● EXERCISE GOAL:
Please reproduce every record, keeping each one exactly as written.

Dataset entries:
/---
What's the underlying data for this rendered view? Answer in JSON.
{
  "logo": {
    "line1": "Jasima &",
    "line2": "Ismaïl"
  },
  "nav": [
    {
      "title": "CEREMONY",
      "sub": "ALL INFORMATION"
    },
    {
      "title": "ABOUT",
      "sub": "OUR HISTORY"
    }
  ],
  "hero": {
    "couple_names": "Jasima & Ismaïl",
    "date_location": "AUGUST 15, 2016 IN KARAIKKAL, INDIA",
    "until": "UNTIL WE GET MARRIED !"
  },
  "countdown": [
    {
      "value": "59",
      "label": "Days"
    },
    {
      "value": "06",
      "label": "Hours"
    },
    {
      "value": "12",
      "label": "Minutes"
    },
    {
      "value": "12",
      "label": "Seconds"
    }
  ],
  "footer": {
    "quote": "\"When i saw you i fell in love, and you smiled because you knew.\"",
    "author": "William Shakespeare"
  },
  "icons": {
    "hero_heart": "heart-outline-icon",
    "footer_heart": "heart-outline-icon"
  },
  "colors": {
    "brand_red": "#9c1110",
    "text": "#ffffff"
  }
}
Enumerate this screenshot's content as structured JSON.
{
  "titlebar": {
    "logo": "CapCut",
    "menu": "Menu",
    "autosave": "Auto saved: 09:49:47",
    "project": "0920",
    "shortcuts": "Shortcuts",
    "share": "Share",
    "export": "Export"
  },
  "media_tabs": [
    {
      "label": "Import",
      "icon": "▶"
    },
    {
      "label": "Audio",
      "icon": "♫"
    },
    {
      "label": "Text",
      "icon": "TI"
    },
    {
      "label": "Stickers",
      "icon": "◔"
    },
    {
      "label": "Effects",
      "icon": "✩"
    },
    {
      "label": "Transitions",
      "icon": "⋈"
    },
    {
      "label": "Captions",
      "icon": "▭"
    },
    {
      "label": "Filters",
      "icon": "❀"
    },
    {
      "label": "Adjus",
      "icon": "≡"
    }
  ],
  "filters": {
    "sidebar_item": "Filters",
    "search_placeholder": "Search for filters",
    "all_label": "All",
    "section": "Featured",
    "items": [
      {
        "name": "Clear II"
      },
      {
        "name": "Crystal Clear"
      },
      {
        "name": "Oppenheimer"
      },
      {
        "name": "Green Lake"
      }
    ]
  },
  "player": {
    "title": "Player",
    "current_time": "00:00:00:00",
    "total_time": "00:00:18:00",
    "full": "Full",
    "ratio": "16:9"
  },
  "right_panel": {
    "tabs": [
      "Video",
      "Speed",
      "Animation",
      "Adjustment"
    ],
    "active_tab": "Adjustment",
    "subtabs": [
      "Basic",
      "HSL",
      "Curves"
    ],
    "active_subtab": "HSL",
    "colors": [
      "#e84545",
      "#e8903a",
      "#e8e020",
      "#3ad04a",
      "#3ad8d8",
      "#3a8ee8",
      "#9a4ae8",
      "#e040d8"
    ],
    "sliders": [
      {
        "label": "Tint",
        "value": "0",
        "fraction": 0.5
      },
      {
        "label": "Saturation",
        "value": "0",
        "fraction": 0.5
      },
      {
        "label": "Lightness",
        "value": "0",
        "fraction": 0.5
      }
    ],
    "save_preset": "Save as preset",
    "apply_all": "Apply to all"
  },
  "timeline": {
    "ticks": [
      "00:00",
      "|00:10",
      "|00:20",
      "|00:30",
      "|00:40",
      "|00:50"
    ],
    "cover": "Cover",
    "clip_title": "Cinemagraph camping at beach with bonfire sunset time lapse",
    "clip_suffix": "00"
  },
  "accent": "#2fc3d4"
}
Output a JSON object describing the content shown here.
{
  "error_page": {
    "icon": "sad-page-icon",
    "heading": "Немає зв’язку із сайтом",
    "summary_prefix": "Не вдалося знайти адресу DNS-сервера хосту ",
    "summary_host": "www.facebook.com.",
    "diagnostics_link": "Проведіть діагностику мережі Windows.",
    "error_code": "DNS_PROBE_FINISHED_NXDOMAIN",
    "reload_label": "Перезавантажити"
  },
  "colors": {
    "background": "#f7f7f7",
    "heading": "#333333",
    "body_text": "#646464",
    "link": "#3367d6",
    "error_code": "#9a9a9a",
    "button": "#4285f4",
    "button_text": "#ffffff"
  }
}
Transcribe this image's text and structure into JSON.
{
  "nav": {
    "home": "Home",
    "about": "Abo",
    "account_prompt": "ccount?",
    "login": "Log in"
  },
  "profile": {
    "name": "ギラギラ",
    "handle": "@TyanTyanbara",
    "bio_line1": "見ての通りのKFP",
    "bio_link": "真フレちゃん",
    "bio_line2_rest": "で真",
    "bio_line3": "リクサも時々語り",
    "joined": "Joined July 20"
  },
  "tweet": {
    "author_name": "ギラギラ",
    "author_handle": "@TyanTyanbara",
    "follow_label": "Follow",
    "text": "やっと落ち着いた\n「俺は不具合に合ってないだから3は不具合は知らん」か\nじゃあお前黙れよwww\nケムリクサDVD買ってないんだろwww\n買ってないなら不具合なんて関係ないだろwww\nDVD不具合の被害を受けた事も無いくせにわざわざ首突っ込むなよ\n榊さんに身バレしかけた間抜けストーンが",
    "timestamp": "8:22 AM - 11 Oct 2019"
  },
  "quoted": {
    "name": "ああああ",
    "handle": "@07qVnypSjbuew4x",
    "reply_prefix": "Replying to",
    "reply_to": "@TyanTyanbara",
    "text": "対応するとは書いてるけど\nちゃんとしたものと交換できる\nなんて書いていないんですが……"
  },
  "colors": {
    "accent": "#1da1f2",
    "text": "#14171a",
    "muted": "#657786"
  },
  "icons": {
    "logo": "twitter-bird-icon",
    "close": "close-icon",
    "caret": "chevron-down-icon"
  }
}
\---
● FINAL RESULT:
What's the underlying data for this rendered view? Answer in JSON.
{
  "logo": {
    "line1": "Jasima &",
    "line2": "Ismaïl"
  },
  "nav": [
    {
      "title": "CEREMONY",
      "sub": "ALL INFORMATION"
    },
    {
      "title": "ABOUT",
      "sub": "OUR HISTORY"
    }
  ],
  "hero": {
    "couple_names": "Jasima & Ismaïl",
    "date_location": "AUGUST 15, 2016 IN KARAIKKAL, INDIA",
    "until": "UNTIL WE GET MARRIED !"
  },
  "countdown": [
    {
      "value": "59",
      "label": "Days"
    },
    {
      "value": "06",
      "label": "Hours"
    },
    {
      "value": "12",
      "label": "Minutes"
    },
    {
      "value": "12",
      "label": "Seconds"
    }
  ],
  "footer": {
    "quote": "\"When i saw you i fell in love, and you smiled because you knew.\"",
    "author": "William Shakespeare"
  },
  "icons": {
    "hero_heart": "heart-outline-icon",
    "footer_heart": "heart-outline-icon"
  },
  "colors": {
    "brand_red": "#9c1110",
    "text": "#ffffff"
  }
}
Enumerate this screenshot's content as structured JSON.
{
  "titlebar": {
    "logo": "CapCut",
    "menu": "Menu",
    "autosave": "Auto saved: 09:49:47",
    "project": "0920",
    "shortcuts": "Shortcuts",
    "share": "Share",
    "export": "Export"
  },
  "media_tabs": [
    {
      "label": "Import",
      "icon": "▶"
    },
    {
      "label": "Audio",
      "icon": "♫"
    },
    {
      "label": "Text",
      "icon": "TI"
    },
    {
      "label": "Stickers",
      "icon": "◔"
    },
    {
      "label": "Effects",
      "icon": "✩"
    },
    {
      "label": "Transitions",
      "icon": "⋈"
    },
    {
      "label": "Captions",
      "icon": "▭"
    },
    {
      "label": "Filters",
      "icon": "❀"
    },
    {
      "label": "Adjus",
      "icon": "≡"
    }
  ],
  "filters": {
    "sidebar_item": "Filters",
    "search_placeholder": "Search for filters",
    "all_label": "All",
    "section": "Featured",
    "items": [
      {
        "name": "Clear II"
      },
      {
        "name": "Crystal Clear"
      },
      {
        "name": "Oppenheimer"
      },
      {
        "name": "Green Lake"
      }
    ]
  },
  "player": {
    "title": "Player",
    "current_time": "00:00:00:00",
    "total_time": "00:00:18:00",
    "full": "Full",
    "ratio": "16:9"
  },
  "right_panel": {
    "tabs": [
      "Video",
      "Speed",
      "Animation",
      "Adjustment"
    ],
    "active_tab": "Adjustment",
    "subtabs": [
      "Basic",
      "HSL",
      "Curves"
    ],
    "active_subtab": "HSL",
    "colors": [
      "#e84545",
      "#e8903a",
      "#e8e020",
      "#3ad04a",
      "#3ad8d8",
      "#3a8ee8",
      "#9a4ae8",
      "#e040d8"
    ],
    "sliders": [
      {
        "label": "Tint",
        "value": "0",
        "fraction": 0.5
      },
      {
        "label": "Saturation",
        "value": "0",
        "fraction": 0.5
      },
      {
        "label": "Lightness",
        "value": "0",
        "fraction": 0.5
      }
    ],
    "save_preset": "Save as preset",
    "apply_all": "Apply to all"
  },
  "timeline": {
    "ticks": [
      "00:00",
      "|00:10",
      "|00:20",
      "|00:30",
      "|00:40",
      "|00:50"
    ],
    "cover": "Cover",
    "clip_title": "Cinemagraph camping at beach with bonfire sunset time lapse",
    "clip_suffix": "00"
  },
  "accent": "#2fc3d4"
}
Output a JSON object describing the content shown here.
{
  "error_page": {
    "icon": "sad-page-icon",
    "heading": "Немає зв’язку із сайтом",
    "summary_prefix": "Не вдалося знайти адресу DNS-сервера хосту ",
    "summary_host": "www.facebook.com.",
    "diagnostics_link": "Проведіть діагностику мережі Windows.",
    "error_code": "DNS_PROBE_FINISHED_NXDOMAIN",
    "reload_label": "Перезавантажити"
  },
  "colors": {
    "background": "#f7f7f7",
    "heading": "#333333",
    "body_text": "#646464",
    "link": "#3367d6",
    "error_code": "#9a9a9a",
    "button": "#4285f4",
    "button_text": "#ffffff"
  }
}
Transcribe this image's text and structure into JSON.
{
  "nav": {
    "home": "Home",
    "about": "Abo",
    "account_prompt": "ccount?",
    "login": "Log in"
  },
  "profile": {
    "name": "ギラギラ",
    "handle": "@TyanTyanbara",
    "bio_line1": "見ての通りのKFP",
    "bio_link": "真フレちゃん",
    "bio_line2_rest": "で真",
    "bio_line3": "リクサも時々語り",
    "joined": "Joined July 20"
  },
  "tweet": {
    "author_name": "ギラギラ",
    "author_handle": "@TyanTyanbara",
    "follow_label": "Follow",
    "text": "やっと落ち着いた\n「俺は不具合に合ってないだから3は不具合は知らん」か\nじゃあお前黙れよwww\nケムリクサDVD買ってないんだろwww\n買ってないなら不具合なんて関係ないだろwww\nDVD不具合の被害を受けた事も無いくせにわざわざ首突っ込むなよ\n榊さんに身バレしかけた間抜けストーンが",
    "timestamp": "8:22 AM - 11 Oct 2019"
  },
  "quoted": {
    "name": "ああああ",
    "handle": "@07qVnypSjbuew4x",
    "reply_prefix": "Replying to",
    "reply_to": "@TyanTyanbara",
    "text": "対応するとは書いてるけど\nちゃんとしたものと交換できる\nなんて書いていないんですが……"
  },
  "colors": {
    "accent": "#1da1f2",
    "text": "#14171a",
    "muted": "#657786"
  },
  "icons": {
    "logo": "twitter-bird-icon",
    "close": "close-icon",
    "caret": "chevron-down-icon"
  }
}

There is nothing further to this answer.